WHAT THIS TASK INVOLVES: Return the records, each one exactly as written.
····················
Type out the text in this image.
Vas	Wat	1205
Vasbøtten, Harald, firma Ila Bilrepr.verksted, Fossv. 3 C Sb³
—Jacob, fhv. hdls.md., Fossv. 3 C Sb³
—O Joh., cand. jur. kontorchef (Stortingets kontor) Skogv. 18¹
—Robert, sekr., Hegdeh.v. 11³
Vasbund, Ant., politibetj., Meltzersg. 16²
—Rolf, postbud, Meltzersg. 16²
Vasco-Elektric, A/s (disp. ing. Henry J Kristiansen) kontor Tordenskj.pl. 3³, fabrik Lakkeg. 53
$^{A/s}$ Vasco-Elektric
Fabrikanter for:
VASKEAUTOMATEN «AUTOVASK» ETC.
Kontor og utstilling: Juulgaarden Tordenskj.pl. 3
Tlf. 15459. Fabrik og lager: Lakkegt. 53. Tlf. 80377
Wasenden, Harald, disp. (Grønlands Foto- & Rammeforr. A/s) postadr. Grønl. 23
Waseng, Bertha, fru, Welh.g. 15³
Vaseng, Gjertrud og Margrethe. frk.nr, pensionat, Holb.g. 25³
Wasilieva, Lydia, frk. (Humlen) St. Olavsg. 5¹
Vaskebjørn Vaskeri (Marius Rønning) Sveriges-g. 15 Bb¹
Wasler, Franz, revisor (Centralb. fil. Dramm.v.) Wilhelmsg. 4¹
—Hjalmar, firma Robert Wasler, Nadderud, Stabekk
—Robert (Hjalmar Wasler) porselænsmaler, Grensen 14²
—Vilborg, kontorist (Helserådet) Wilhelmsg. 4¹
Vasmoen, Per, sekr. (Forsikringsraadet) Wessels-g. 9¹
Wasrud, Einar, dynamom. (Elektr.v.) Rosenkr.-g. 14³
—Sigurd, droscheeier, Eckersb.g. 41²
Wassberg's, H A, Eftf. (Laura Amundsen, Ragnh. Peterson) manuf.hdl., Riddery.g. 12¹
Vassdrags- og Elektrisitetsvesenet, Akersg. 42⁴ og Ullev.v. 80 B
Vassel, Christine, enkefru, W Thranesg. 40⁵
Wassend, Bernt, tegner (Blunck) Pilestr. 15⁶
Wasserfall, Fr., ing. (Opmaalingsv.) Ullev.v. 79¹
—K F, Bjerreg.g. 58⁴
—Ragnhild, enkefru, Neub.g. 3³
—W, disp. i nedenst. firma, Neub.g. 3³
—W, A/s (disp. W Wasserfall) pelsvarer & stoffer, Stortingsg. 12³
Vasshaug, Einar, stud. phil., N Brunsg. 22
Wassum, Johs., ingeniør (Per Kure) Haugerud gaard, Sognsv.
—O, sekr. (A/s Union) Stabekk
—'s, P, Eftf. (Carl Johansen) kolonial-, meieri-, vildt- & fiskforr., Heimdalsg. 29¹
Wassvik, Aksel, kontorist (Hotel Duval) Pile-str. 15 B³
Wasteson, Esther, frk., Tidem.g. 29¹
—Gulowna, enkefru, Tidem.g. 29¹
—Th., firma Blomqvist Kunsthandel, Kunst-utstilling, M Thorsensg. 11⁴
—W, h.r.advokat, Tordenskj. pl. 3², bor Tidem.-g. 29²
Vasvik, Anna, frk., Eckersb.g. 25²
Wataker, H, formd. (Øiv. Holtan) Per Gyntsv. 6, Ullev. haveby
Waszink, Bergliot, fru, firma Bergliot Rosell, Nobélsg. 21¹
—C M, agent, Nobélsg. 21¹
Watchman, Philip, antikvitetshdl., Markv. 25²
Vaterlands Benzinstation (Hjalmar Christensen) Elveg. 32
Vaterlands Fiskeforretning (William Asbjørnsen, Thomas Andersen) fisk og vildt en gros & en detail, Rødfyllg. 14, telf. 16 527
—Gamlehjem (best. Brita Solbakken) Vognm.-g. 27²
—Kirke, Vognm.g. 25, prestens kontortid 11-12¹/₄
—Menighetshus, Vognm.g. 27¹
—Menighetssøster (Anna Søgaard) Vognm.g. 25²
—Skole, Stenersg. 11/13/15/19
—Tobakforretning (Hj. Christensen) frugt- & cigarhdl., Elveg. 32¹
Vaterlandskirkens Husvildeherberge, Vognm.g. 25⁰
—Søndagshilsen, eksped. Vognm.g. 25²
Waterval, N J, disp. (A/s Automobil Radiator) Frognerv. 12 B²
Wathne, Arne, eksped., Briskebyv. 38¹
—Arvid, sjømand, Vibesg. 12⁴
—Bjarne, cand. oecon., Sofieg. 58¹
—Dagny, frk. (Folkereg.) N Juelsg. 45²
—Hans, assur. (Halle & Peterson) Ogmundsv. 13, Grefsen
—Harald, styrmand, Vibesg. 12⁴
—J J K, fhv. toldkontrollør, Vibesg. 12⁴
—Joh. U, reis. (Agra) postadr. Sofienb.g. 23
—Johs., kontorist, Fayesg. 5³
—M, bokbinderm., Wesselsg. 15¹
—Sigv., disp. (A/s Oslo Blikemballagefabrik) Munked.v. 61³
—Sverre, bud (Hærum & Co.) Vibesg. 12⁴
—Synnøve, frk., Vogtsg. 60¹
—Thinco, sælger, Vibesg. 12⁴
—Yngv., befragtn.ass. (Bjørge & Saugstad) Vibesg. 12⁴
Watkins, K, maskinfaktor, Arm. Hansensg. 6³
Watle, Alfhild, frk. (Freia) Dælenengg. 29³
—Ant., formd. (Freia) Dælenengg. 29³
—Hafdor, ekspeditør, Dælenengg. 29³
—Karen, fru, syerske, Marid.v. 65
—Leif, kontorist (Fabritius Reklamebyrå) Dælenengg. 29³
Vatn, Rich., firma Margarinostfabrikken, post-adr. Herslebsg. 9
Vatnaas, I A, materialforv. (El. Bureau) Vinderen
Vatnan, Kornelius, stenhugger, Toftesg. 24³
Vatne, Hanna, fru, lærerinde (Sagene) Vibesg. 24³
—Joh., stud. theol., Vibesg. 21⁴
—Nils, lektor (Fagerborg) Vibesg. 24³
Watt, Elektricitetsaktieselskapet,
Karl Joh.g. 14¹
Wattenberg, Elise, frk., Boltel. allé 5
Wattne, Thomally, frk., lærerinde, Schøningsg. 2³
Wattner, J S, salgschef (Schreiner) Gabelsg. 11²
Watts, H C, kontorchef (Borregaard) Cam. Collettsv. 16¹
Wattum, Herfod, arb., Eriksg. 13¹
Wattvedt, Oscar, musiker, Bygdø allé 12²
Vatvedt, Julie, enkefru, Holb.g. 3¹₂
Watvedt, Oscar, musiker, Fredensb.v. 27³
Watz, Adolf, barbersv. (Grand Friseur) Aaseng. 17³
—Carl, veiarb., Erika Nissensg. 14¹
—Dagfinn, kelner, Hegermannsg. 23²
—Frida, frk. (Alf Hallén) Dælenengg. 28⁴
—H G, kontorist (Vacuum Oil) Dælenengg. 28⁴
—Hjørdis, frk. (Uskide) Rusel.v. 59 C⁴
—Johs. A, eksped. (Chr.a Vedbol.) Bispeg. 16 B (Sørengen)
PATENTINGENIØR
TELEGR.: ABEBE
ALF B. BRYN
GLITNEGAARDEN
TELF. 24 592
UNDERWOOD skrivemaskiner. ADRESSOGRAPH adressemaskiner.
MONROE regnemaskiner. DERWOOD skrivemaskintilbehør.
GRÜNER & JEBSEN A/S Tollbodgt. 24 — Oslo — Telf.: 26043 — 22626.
····················
SOLUTION FOR THIS TASK:
Type out the text in this image.
Vas	Wat	1205
Vasbøtten, Harald, firma Ila Bilrepr.verksted, Fossv. 3 C Sb³
—Jacob, fhv. hdls.md., Fossv. 3 C Sb³
—O Joh., cand. jur. kontorchef (Stortingets kontor) Skogv. 18¹
—Robert, sekr., Hegdeh.v. 11³
Vasbund, Ant., politibetj., Meltzersg. 16²
—Rolf, postbud, Meltzersg. 16²
Vasco-Elektric, A/s (disp. ing. Henry J Kristiansen) kontor Tordenskj.pl. 3³, fabrik Lakkeg. 53
$^{A/s}$ Vasco-Elektric
Fabrikanter for:
VASKEAUTOMATEN «AUTOVASK» ETC.
Kontor og utstilling: Juulgaarden Tordenskj.pl. 3
Tlf. 15459. Fabrik og lager: Lakkegt. 53. Tlf. 80377
Wasenden, Harald, disp. (Grønlands Foto- & Rammeforr. A/s) postadr. Grønl. 23
Waseng, Bertha, fru, Welh.g. 15³
Vaseng, Gjertrud og Margrethe. frk.nr, pensionat, Holb.g. 25³
Wasilieva, Lydia, frk. (Humlen) St. Olavsg. 5¹
Vaskebjørn Vaskeri (Marius Rønning) Sveriges-g. 15 Bb¹
Wasler, Franz, revisor (Centralb. fil. Dramm.v.) Wilhelmsg. 4¹
—Hjalmar, firma Robert Wasler, Nadderud, Stabekk
—Robert (Hjalmar Wasler) porselænsmaler, Grensen 14²
—Vilborg, kontorist (Helserådet) Wilhelmsg. 4¹
Vasmoen, Per, sekr. (Forsikringsraadet) Wessels-g. 9¹
Wasrud, Einar, dynamom. (Elektr.v.) Rosenkr.-g. 14³
—Sigurd, droscheeier, Eckersb.g. 41²
Wassberg's, H A, Eftf. (Laura Amundsen, Ragnh. Peterson) manuf.hdl., Riddery.g. 12¹
Vassdrags- og Elektrisitetsvesenet, Akersg. 42⁴ og Ullev.v. 80 B
Vassel, Christine, enkefru, W Thranesg. 40⁵
Wassend, Bernt, tegner (Blunck) Pilestr. 15⁶
Wasserfall, Fr., ing. (Opmaalingsv.) Ullev.v. 79¹
—K F, Bjerreg.g. 58⁴
—Ragnhild, enkefru, Neub.g. 3³
—W, disp. i nedenst. firma, Neub.g. 3³
—W, A/s (disp. W Wasserfall) pelsvarer & stoffer, Stortingsg. 12³
Vasshaug, Einar, stud. phil., N Brunsg. 22
Wassum, Johs., ingeniør (Per Kure) Haugerud gaard, Sognsv.
—O, sekr. (A/s Union) Stabekk
—'s, P, Eftf. (Carl Johansen) kolonial-, meieri-, vildt- & fiskforr., Heimdalsg. 29¹
Wassvik, Aksel, kontorist (Hotel Duval) Pile-str. 15 B³
Wasteson, Esther, frk., Tidem.g. 29¹
—Gulowna, enkefru, Tidem.g. 29¹
—Th., firma Blomqvist Kunsthandel, Kunst-utstilling, M Thorsensg. 11⁴
—W, h.r.advokat, Tordenskj. pl. 3², bor Tidem.-g. 29²
Vasvik, Anna, frk., Eckersb.g. 25²
Wataker, H, formd. (Øiv. Holtan) Per Gyntsv. 6, Ullev. haveby
Waszink, Bergliot, fru, firma Bergliot Rosell, Nobélsg. 21¹
—C M, agent, Nobélsg. 21¹
Watchman, Philip, antikvitetshdl., Markv. 25²
Vaterlands Benzinstation (Hjalmar Christensen) Elveg. 32
Vaterlands Fiskeforretning (William Asbjørnsen, Thomas Andersen) fisk og vildt en gros & en detail, Rødfyllg. 14, telf. 16 527
—Gamlehjem (best. Brita Solbakken) Vognm.-g. 27²
—Kirke, Vognm.g. 25, prestens kontortid 11-12¹/₄
—Menighetshus, Vognm.g. 27¹
—Menighetssøster (Anna Søgaard) Vognm.g. 25²
—Skole, Stenersg. 11/13/15/19
—Tobakforretning (Hj. Christensen) frugt- & cigarhdl., Elveg. 32¹
Vaterlandskirkens Husvildeherberge, Vognm.g. 25⁰
—Søndagshilsen, eksped. Vognm.g. 25²
Waterval, N J, disp. (A/s Automobil Radiator) Frognerv. 12 B²
Wathne, Arne, eksped., Briskebyv. 38¹
—Arvid, sjømand, Vibesg. 12⁴
—Bjarne, cand. oecon., Sofieg. 58¹
—Dagny, frk. (Folkereg.) N Juelsg. 45²
—Hans, assur. (Halle & Peterson) Ogmundsv. 13, Grefsen
—Harald, styrmand, Vibesg. 12⁴
—J J K, fhv. toldkontrollør, Vibesg. 12⁴
—Joh. U, reis. (Agra) postadr. Sofienb.g. 23
—Johs., kontorist, Fayesg. 5³
—M, bokbinderm., Wesselsg. 15¹
—Sigv., disp. (A/s Oslo Blikemballagefabrik) Munked.v. 61³
—Sverre, bud (Hærum & Co.) Vibesg. 12⁴
—Synnøve, frk., Vogtsg. 60¹
—Thinco, sælger, Vibesg. 12⁴
—Yngv., befragtn.ass. (Bjørge & Saugstad) Vibesg. 12⁴
Watkins, K, maskinfaktor, Arm. Hansensg. 6³
Watle, Alfhild, frk. (Freia) Dælenengg. 29³
—Ant., formd. (Freia) Dælenengg. 29³
—Hafdor, ekspeditør, Dælenengg. 29³
—Karen, fru, syerske, Marid.v. 65
—Leif, kontorist (Fabritius Reklamebyrå) Dælenengg. 29³
Vatn, Rich., firma Margarinostfabrikken, post-adr. Herslebsg. 9
Vatnaas, I A, materialforv. (El. Bureau) Vinderen
Vatnan, Kornelius, stenhugger, Toftesg. 24³
Vatne, Hanna, fru, lærerinde (Sagene) Vibesg. 24³
—Joh., stud. theol., Vibesg. 21⁴
—Nils, lektor (Fagerborg) Vibesg. 24³
Watt, Elektricitetsaktieselskapet,
Karl Joh.g. 14¹
Wattenberg, Elise, frk., Boltel. allé 5
Wattne, Thomally, frk., lærerinde, Schøningsg. 2³
Wattner, J S, salgschef (Schreiner) Gabelsg. 11²
Watts, H C, kontorchef (Borregaard) Cam. Collettsv. 16¹
Wattum, Herfod, arb., Eriksg. 13¹
Wattvedt, Oscar, musiker, Bygdø allé 12²
Vatvedt, Julie, enkefru, Holb.g. 3¹₂
Watvedt, Oscar, musiker, Fredensb.v. 27³
Watz, Adolf, barbersv. (Grand Friseur) Aaseng. 17³
—Carl, veiarb., Erika Nissensg. 14¹
—Dagfinn, kelner, Hegermannsg. 23²
—Frida, frk. (Alf Hallén) Dælenengg. 28⁴
—H G, kontorist (Vacuum Oil) Dælenengg. 28⁴
—Hjørdis, frk. (Uskide) Rusel.v. 59 C⁴
—Johs. A, eksped. (Chr.a Vedbol.) Bispeg. 16 B (Sørengen)
PATENTINGENIØR
TELEGR.: ABEBE
ALF B. BRYN
GLITNEGAARDEN
TELF. 24 592
UNDERWOOD skrivemaskiner. ADRESSOGRAPH adressemaskiner.
MONROE regnemaskiner. DERWOOD skrivemaskintilbehør.
GRÜNER & JEBSEN A/S Tollbodgt. 24 — Oslo — Telf.: 26043 — 22626.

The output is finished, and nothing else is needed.